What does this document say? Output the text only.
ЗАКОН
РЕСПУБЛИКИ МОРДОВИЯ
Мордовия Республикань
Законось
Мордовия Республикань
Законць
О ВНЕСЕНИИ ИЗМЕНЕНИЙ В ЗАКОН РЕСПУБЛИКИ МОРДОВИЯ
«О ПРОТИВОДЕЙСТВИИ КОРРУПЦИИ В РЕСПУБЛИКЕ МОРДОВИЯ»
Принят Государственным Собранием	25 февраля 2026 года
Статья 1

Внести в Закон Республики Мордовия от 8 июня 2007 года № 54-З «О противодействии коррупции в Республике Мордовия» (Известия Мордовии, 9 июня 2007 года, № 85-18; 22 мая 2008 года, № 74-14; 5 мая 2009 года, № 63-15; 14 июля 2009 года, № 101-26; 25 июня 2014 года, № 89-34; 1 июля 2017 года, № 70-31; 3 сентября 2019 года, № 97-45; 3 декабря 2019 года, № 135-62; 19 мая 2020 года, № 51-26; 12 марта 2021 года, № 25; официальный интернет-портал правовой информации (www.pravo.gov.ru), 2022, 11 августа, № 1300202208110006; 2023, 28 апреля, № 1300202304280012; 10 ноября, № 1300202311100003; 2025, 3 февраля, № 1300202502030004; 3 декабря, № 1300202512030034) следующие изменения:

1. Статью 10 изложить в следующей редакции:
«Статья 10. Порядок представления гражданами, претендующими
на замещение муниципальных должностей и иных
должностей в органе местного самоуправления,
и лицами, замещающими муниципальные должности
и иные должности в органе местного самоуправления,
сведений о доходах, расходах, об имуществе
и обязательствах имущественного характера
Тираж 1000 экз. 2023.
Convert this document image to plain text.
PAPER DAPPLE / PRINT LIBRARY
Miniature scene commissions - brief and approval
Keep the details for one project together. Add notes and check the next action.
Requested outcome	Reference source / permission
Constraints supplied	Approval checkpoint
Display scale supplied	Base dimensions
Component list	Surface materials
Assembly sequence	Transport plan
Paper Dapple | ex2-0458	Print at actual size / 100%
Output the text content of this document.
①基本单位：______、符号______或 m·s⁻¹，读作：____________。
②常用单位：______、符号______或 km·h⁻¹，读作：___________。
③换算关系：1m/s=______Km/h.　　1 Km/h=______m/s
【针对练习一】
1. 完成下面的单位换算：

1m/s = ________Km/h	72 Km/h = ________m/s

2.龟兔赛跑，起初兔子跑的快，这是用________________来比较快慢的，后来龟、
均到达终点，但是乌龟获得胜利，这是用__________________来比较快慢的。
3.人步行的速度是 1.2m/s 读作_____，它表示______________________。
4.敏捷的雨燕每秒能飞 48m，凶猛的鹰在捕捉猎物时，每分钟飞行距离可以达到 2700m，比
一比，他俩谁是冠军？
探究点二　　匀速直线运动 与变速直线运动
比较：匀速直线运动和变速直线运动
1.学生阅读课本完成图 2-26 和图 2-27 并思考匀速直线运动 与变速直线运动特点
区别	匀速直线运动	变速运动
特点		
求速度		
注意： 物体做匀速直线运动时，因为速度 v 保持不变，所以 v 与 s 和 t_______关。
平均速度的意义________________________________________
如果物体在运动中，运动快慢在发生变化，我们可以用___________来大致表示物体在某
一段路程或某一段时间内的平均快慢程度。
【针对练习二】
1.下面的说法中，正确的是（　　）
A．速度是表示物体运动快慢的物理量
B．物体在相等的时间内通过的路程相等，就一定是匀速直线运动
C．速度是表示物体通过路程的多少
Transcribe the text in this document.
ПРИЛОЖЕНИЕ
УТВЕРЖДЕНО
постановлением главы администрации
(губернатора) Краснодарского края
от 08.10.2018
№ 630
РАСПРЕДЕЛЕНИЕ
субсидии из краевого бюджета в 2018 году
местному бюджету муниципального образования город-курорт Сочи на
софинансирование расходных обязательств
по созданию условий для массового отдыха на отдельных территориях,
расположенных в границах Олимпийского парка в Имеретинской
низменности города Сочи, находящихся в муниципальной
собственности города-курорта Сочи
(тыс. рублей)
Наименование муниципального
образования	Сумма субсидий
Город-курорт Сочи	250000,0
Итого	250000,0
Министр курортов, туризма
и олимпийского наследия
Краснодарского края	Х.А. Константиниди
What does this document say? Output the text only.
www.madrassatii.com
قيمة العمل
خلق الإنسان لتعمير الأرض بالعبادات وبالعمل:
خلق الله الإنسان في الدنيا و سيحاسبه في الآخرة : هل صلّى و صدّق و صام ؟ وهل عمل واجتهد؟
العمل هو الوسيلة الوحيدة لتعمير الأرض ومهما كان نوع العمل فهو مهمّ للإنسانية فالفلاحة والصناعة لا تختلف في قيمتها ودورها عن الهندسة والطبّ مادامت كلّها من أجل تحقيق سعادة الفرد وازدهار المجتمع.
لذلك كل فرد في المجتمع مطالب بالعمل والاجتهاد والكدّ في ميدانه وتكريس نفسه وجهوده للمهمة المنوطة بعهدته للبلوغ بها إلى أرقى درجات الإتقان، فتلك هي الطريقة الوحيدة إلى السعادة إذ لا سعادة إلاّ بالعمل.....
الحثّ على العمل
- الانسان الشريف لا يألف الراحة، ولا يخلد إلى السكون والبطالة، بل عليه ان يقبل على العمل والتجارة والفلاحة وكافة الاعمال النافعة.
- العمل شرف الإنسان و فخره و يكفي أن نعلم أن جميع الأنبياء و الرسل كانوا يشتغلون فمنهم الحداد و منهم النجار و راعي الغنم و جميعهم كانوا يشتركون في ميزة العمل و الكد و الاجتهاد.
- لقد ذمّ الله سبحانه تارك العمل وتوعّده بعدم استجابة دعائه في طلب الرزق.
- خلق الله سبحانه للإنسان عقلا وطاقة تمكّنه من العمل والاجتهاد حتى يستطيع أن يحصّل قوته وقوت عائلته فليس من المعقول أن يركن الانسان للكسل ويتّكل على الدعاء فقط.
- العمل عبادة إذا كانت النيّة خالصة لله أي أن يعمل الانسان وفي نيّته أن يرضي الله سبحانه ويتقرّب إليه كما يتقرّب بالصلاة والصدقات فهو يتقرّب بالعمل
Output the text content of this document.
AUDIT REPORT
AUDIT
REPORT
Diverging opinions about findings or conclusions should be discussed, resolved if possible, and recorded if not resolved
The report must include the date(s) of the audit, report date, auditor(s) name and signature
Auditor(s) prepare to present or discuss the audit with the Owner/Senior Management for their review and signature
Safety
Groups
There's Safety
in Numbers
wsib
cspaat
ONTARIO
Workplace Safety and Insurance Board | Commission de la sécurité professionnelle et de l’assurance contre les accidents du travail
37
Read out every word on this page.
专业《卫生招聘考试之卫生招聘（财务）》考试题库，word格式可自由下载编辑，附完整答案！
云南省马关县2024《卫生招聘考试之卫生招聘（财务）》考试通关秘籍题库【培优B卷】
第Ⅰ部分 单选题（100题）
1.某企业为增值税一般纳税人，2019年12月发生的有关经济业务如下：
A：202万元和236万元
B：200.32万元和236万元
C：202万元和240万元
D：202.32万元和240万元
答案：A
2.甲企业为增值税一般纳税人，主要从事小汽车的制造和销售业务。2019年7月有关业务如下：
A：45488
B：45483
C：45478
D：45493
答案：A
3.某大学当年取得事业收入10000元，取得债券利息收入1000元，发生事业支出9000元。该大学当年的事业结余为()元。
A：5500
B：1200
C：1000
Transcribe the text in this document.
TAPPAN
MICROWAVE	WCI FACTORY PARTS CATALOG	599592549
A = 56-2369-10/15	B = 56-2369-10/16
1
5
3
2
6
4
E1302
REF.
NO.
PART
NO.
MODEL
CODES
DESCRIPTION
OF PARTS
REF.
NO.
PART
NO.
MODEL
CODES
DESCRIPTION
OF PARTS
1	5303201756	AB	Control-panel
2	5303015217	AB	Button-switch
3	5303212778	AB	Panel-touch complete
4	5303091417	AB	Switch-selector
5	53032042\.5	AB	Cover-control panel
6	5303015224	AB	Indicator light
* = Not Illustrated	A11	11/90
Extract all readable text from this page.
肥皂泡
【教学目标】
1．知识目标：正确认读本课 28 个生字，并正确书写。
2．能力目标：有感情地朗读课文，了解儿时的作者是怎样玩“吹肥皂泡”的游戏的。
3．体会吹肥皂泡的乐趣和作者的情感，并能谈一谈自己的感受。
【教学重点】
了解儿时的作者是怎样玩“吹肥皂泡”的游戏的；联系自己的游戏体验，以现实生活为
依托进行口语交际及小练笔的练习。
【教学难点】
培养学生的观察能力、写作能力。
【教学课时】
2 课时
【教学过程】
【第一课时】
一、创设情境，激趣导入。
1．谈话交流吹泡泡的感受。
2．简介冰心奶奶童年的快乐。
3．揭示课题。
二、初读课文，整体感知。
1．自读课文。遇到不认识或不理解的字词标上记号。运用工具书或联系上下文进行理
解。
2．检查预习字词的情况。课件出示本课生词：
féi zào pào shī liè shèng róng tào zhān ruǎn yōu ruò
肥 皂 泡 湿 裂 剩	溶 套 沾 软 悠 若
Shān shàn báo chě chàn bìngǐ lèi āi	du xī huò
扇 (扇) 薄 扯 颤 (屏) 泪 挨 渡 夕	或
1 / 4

::::

What to do:
Set down, word for word, every line from the line that holds "Extract all readable text from this page." to the end of the entries above, including both ends.

Answer to this exercise:
Extract all readable text from this page.
肥皂泡
【教学目标】
1．知识目标：正确认读本课 28 个生字，并正确书写。
2．能力目标：有感情地朗读课文，了解儿时的作者是怎样玩“吹肥皂泡”的游戏的。
3．体会吹肥皂泡的乐趣和作者的情感，并能谈一谈自己的感受。
【教学重点】
了解儿时的作者是怎样玩“吹肥皂泡”的游戏的；联系自己的游戏体验，以现实生活为
依托进行口语交际及小练笔的练习。
【教学难点】
培养学生的观察能力、写作能力。
【教学课时】
2 课时
【教学过程】
【第一课时】
一、创设情境，激趣导入。
1．谈话交流吹泡泡的感受。
2．简介冰心奶奶童年的快乐。
3．揭示课题。
二、初读课文，整体感知。
1．自读课文。遇到不认识或不理解的字词标上记号。运用工具书或联系上下文进行理
解。
2．检查预习字词的情况。课件出示本课生词：
féi zào pào shī liè shèng róng tào zhān ruǎn yōu ruò
肥 皂 泡 湿 裂 剩	溶 套 沾 软 悠 若
Shān shàn báo chě chàn bìngǐ lèi āi	du xī huò
扇 (扇) 薄 扯 颤 (屏) 泪 挨 渡 夕	或
1 / 4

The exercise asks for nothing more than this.